§ **PAGE**:
Data Science: Intro to Machine Learning

Friska Ayu Listya Irawan
8 min readSep 20, 2022

--

Hai everyone 😄

This is the last post that I include as a final project for MySkill Data Science Bootcamp class. Different from the Data Analysis Bootcamp class, in this class, I learn a new topic which is Machine Learning. Now, I will try to write what I learn as an intro to learning Machine Learning.

Design by macrovector

Definition

Machine Learning (ML) can be defined generally as :

“An approach to achieve artificial intelligence through systems that can learn from experience to find patterns in a set of data” — Jason’s Machine Learning 101

In ML, algorithms are ‘taught’ how to identify features and patterns in huge amounts of data so as to arrive at predictions and decisions based on new data. The quality of the algorithm will determine how much more accurate the predictions and decisions will become as it analyses additional data.

Machine learning computers can operate without the programmer telling them what to do. Programmers are a vital part of computer programs because the computer needs instructions. Yet, machine learning computers, can change and improve the algorithms on their own.

Machine Learning comes from the subfield of Artificial Intelligence (AI). The goal of machine learning is to analyze the structure of data and fit that data into models. The models help Data Scientists and ML Engineers to understand the data and to use it.

Why is Machine Learning important?

Due to factors such as increasing varieties and volumes of available data, affordable data storage, and computational processing that is more powerful and cheaper — there has been a resurging interest in machine learning.

All these factors make it possible to automatically and quickly create applications that can process larger, more sophisticated data and yield swifter, more accurate outcomes — even on a much bigger scale. And by developing accurate applications, a company is better positioned to identify lucrative opportunities and/or avoid hidden risks.

Who’s using Machine Learning and what’s it used for?

Today, machine learning is used in a wide range of applications. Some of them are :

  • Customer relationship management. CRM software can use machine learning models to analyze emails and prompt sales team members to respond to the most important messages first. More advanced systems can even recommend potentially effective responses.
  • Business intelligence. BI and analytics vendors use machine learning in their software to identify potentially important data points, patterns of data points, and anomalies.
  • Human resource information systems. HRIS systems can use machine learning models to filter through applications and identify the best candidates for an open position.

§ **INSTRUCTION 1**:
In the records below, render every line from the one containing "cell-name: REPLACE(s,s1,s2) [11, 203, 225, 253]" down to the one containing "header-desc: 作用 [225, 5, 567, 47]", both included, as a JSON list of strings with one string per line.

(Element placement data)

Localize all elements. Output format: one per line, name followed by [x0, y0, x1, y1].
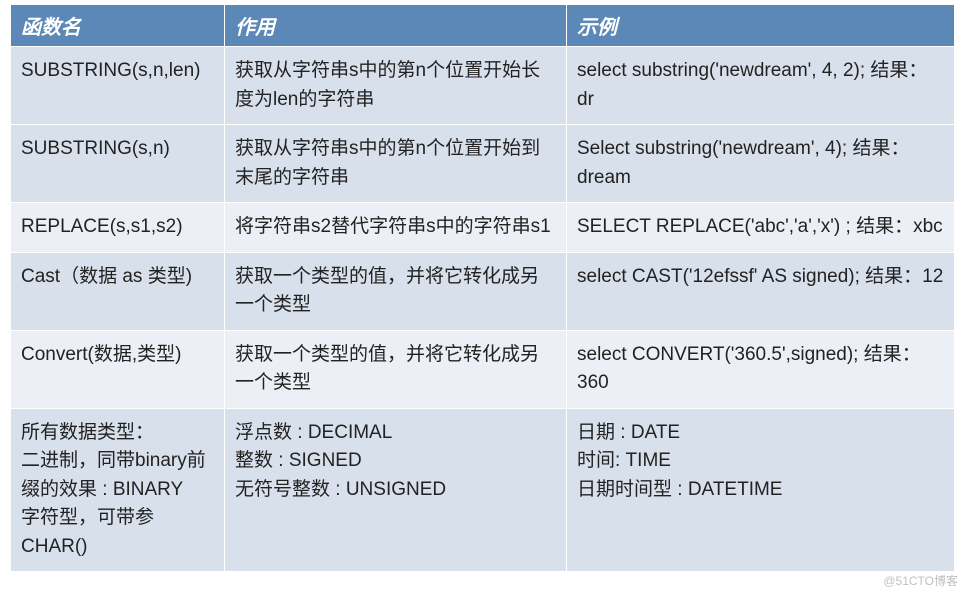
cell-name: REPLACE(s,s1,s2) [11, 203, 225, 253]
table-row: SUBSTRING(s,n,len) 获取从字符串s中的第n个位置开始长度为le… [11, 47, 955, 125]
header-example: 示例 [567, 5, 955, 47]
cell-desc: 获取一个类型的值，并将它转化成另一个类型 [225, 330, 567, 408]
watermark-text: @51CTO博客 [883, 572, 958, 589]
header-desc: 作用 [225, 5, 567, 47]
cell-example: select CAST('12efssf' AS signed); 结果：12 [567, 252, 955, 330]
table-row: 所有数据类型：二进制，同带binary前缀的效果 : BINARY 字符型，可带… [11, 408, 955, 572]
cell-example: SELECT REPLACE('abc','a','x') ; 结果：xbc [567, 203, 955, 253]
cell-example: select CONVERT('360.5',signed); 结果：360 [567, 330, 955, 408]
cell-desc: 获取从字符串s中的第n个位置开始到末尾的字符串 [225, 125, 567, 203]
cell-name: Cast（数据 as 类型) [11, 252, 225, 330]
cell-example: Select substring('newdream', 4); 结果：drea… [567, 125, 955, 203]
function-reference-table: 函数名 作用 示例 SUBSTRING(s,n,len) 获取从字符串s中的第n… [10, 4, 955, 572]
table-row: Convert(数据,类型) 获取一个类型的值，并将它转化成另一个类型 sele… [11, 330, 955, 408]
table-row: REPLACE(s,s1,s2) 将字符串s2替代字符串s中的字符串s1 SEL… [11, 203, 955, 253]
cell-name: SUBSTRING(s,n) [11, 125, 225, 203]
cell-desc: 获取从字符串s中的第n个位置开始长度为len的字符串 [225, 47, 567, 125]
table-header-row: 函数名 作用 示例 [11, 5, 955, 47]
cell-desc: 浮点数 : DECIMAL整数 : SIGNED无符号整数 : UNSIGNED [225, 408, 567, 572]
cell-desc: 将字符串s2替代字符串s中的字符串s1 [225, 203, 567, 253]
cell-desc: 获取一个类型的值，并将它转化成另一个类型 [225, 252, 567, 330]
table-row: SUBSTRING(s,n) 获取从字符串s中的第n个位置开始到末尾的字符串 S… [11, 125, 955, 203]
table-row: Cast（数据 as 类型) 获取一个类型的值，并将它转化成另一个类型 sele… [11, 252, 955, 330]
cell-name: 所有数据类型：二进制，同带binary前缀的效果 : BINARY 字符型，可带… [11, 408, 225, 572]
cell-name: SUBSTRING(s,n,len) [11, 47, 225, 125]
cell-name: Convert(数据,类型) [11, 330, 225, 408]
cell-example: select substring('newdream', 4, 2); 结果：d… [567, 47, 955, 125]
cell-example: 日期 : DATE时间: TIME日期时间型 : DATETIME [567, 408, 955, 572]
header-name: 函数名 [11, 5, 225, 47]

§ **INSTRUCTION 2**:
According to the machine learning post, what can HRIS systems use machine learning models for?

§ **TASK OUTPUT 1**:
[
  "cell-name: REPLACE(s,s1,s2) [11, 203, 225, 253]",
  "table-row: SUBSTRING(s,n,len) 获取从字符串s中的第n个位置开始长度为le… [11, 47, 955, 125]",
  "header-example: 示例 [567, 5, 955, 47]",
  "cell-desc: 获取一个类型的值，并将它转化成另一个类型 [225, 330, 567, 408]",
  "watermark-text: @51CTO博客 [883, 572, 958, 589]",
  "header-desc: 作用 [225, 5, 567, 47]"
]

§ **TASK OUTPUT 2**:
They can use them to filter through applications and identify the best candidates for an open position.